[Dataset entries on figures]
········
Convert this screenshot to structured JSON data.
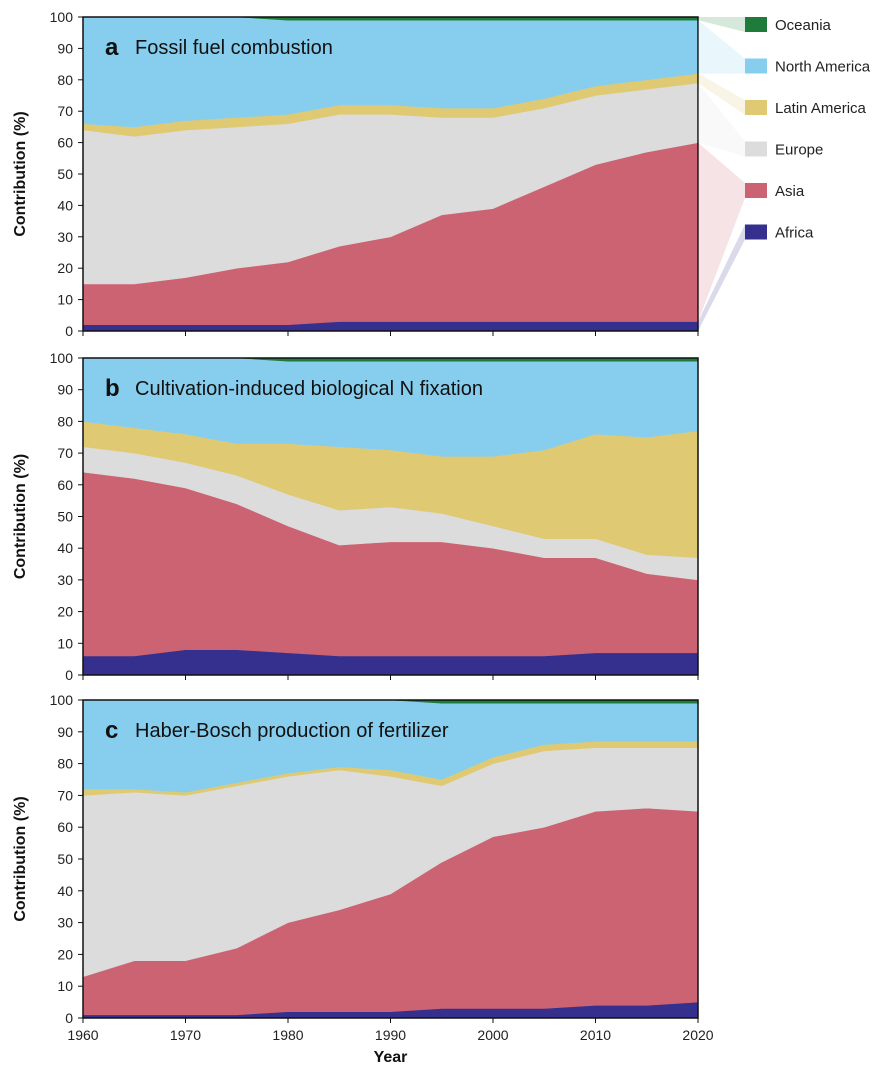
{
  "chart_data": {
    "type": "area",
    "stacked": true,
    "ylabel": "Contribution (%)",
    "xlabel": "Year",
    "xlim": [
      1960,
      2020
    ],
    "ylim": [
      0,
      100
    ],
    "x_ticks": [
      1960,
      1970,
      1980,
      1990,
      2000,
      2010,
      2020
    ],
    "y_ticks": [
      0,
      10,
      20,
      30,
      40,
      50,
      60,
      70,
      80,
      90,
      100
    ],
    "legend": [
      {
        "name": "Oceania",
        "color": "#1e7b3a"
      },
      {
        "name": "North America",
        "color": "#87ceee"
      },
      {
        "name": "Latin America",
        "color": "#dfca73"
      },
      {
        "name": "Europe",
        "color": "#dcdcdc"
      },
      {
        "name": "Asia",
        "color": "#cc6373"
      },
      {
        "name": "Africa",
        "color": "#35308e"
      }
    ],
    "x": [
      1960,
      1965,
      1970,
      1975,
      1980,
      1985,
      1990,
      1995,
      2000,
      2005,
      2010,
      2015,
      2020
    ],
    "panels": [
      {
        "letter": "a",
        "title": "Fossil fuel combustion",
        "series": [
          {
            "name": "Africa",
            "values": [
              2,
              2,
              2,
              2,
              2,
              3,
              3,
              3,
              3,
              3,
              3,
              3,
              3
            ]
          },
          {
            "name": "Asia",
            "values": [
              13,
              13,
              15,
              18,
              20,
              24,
              27,
              34,
              36,
              43,
              50,
              54,
              57
            ]
          },
          {
            "name": "Europe",
            "values": [
              49,
              47,
              47,
              45,
              44,
              42,
              39,
              31,
              29,
              25,
              22,
              20,
              19
            ]
          },
          {
            "name": "Latin America",
            "values": [
              2,
              3,
              3,
              3,
              3,
              3,
              3,
              3,
              3,
              3,
              3,
              3,
              3
            ]
          },
          {
            "name": "North America",
            "values": [
              34,
              35,
              33,
              32,
              30,
              27,
              27,
              28,
              28,
              25,
              21,
              19,
              17
            ]
          },
          {
            "name": "Oceania",
            "values": [
              0,
              0,
              0,
              0,
              1,
              1,
              1,
              1,
              1,
              1,
              1,
              1,
              1
            ]
          }
        ]
      },
      {
        "letter": "b",
        "title": "Cultivation-induced biological N fixation",
        "series": [
          {
            "name": "Africa",
            "values": [
              6,
              6,
              8,
              8,
              7,
              6,
              6,
              6,
              6,
              6,
              7,
              7,
              7
            ]
          },
          {
            "name": "Asia",
            "values": [
              58,
              56,
              51,
              46,
              40,
              35,
              36,
              36,
              34,
              31,
              30,
              25,
              23
            ]
          },
          {
            "name": "Europe",
            "values": [
              8,
              8,
              8,
              9,
              10,
              11,
              11,
              9,
              7,
              6,
              6,
              6,
              7
            ]
          },
          {
            "name": "Latin America",
            "values": [
              8,
              8,
              9,
              10,
              16,
              20,
              18,
              18,
              22,
              28,
              33,
              37,
              40
            ]
          },
          {
            "name": "North America",
            "values": [
              20,
              22,
              24,
              27,
              26,
              27,
              28,
              30,
              30,
              28,
              23,
              24,
              22
            ]
          },
          {
            "name": "Oceania",
            "values": [
              0,
              0,
              0,
              0,
              1,
              1,
              1,
              1,
              1,
              1,
              1,
              1,
              1
            ]
          }
        ]
      },
      {
        "letter": "c",
        "title": "Haber-Bosch production of fertilizer",
        "series": [
          {
            "name": "Africa",
            "values": [
              1,
              1,
              1,
              1,
              2,
              2,
              2,
              3,
              3,
              3,
              4,
              4,
              5
            ]
          },
          {
            "name": "Asia",
            "values": [
              12,
              17,
              17,
              21,
              28,
              32,
              37,
              46,
              54,
              57,
              61,
              62,
              60
            ]
          },
          {
            "name": "Europe",
            "values": [
              57,
              53,
              52,
              51,
              46,
              44,
              37,
              24,
              23,
              24,
              20,
              19,
              20
            ]
          },
          {
            "name": "Latin America",
            "values": [
              2,
              1,
              1,
              1,
              1,
              1,
              2,
              2,
              2,
              2,
              2,
              2,
              2
            ]
          },
          {
            "name": "North America",
            "values": [
              28,
              28,
              29,
              26,
              23,
              21,
              22,
              24,
              17,
              13,
              12,
              12,
              12
            ]
          },
          {
            "name": "Oceania",
            "values": [
              0,
              0,
              0,
              0,
              0,
              0,
              0,
              1,
              1,
              1,
              1,
              1,
              1
            ]
          }
        ]
      }
    ]
  }
}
········
_OBJECTIVE_
Transcribe the listing in full and omit the pictures.

_COMPLETE RESPONSE_
Convert this screenshot to structured JSON data.
{
  "chart_data": {
    "type": "area",
    "stacked": true,
    "ylabel": "Contribution (%)",
    "xlabel": "Year",
    "xlim": [
      1960,
      2020
    ],
    "ylim": [
      0,
      100
    ],
    "x_ticks": [
      1960,
      1970,
      1980,
      1990,
      2000,
      2010,
      2020
    ],
    "y_ticks": [
      0,
      10,
      20,
      30,
      40,
      50,
      60,
      70,
      80,
      90,
      100
    ],
    "legend": [
      {
        "name": "Oceania",
        "color": "#1e7b3a"
      },
      {
        "name": "North America",
        "color": "#87ceee"
      },
      {
        "name": "Latin America",
        "color": "#dfca73"
      },
      {
        "name": "Europe",
        "color": "#dcdcdc"
      },
      {
        "name": "Asia",
        "color": "#cc6373"
      },
      {
        "name": "Africa",
        "color": "#35308e"
      }
    ],
    "x": [
      1960,
      1965,
      1970,
      1975,
      1980,
      1985,
      1990,
      1995,
      2000,
      2005,
      2010,
      2015,
      2020
    ],
    "panels": [
      {
        "letter": "a",
        "title": "Fossil fuel combustion",
        "series": [
          {
            "name": "Africa",
            "values": [
              2,
              2,
              2,
              2,
              2,
              3,
              3,
              3,
              3,
              3,
              3,
              3,
              3
            ]
          },
          {
            "name": "Asia",
            "values": [
              13,
              13,
              15,
              18,
              20,
              24,
              27,
              34,
              36,
              43,
              50,
              54,
              57
            ]
          },
          {
            "name": "Europe",
            "values": [
              49,
              47,
              47,
              45,
              44,
              42,
              39,
              31,
              29,
              25,
              22,
              20,
              19
            ]
          },
          {
            "name": "Latin America",
            "values": [
              2,
              3,
              3,
              3,
              3,
              3,
              3,
              3,
              3,
              3,
              3,
              3,
              3
            ]
          },
          {
            "name": "North America",
            "values": [
              34,
              35,
              33,
              32,
              30,
              27,
              27,
              28,
              28,
              25,
              21,
              19,
              17
            ]
          },
          {
            "name": "Oceania",
            "values": [
              0,
              0,
              0,
              0,
              1,
              1,
              1,
              1,
              1,
              1,
              1,
              1,
              1
            ]
          }
        ]
      },
      {
        "letter": "b",
        "title": "Cultivation-induced biological N fixation",
        "series": [
          {
            "name": "Africa",
            "values": [
              6,
              6,
              8,
              8,
              7,
              6,
              6,
              6,
              6,
              6,
              7,
              7,
              7
            ]
          },
          {
            "name": "Asia",
            "values": [
              58,
              56,
              51,
              46,
              40,
              35,
              36,
              36,
              34,
              31,
              30,
              25,
              23
            ]
          },
          {
            "name": "Europe",
            "values": [
              8,
              8,
              8,
              9,
              10,
              11,
              11,
              9,
              7,
              6,
              6,
              6,
              7
            ]
          },
          {
            "name": "Latin America",
            "values": [
              8,
              8,
              9,
              10,
              16,
              20,
              18,
              18,
              22,
              28,
              33,
              37,
              40
            ]
          },
          {
            "name": "North America",
            "values": [
              20,
              22,
              24,
              27,
              26,
              27,
              28,
              30,
              30,
              28,
              23,
              24,
              22
            ]
          },
          {
            "name": "Oceania",
            "values": [
              0,
              0,
              0,
              0,
              1,
              1,
              1,
              1,
              1,
              1,
              1,
              1,
              1
            ]
          }
        ]
      },
      {
        "letter": "c",
        "title": "Haber-Bosch production of fertilizer",
        "series": [
          {
            "name": "Africa",
            "values": [
              1,
              1,
              1,
              1,
              2,
              2,
              2,
              3,
              3,
              3,
              4,
              4,
              5
            ]
          },
          {
            "name": "Asia",
            "values": [
              12,
              17,
              17,
              21,
              28,
              32,
              37,
              46,
              54,
              57,
              61,
              62,
              60
            ]
          },
          {
            "name": "Europe",
            "values": [
              57,
              53,
              52,
              51,
              46,
              44,
              37,
              24,
              23,
              24,
              20,
              19,
              20
            ]
          },
          {
            "name": "Latin America",
            "values": [
              2,
              1,
              1,
              1,
              1,
              1,
              2,
              2,
              2,
              2,
              2,
              2,
              2
            ]
          },
          {
            "name": "North America",
            "values": [
              28,
              28,
              29,
              26,
              23,
              21,
              22,
              24,
              17,
              13,
              12,
              12,
              12
            ]
          },
          {
            "name": "Oceania",
            "values": [
              0,
              0,
              0,
              0,
              0,
              0,
              0,
              1,
              1,
              1,
              1,
              1,
              1
            ]
          }
        ]
      }
    ]
  }
}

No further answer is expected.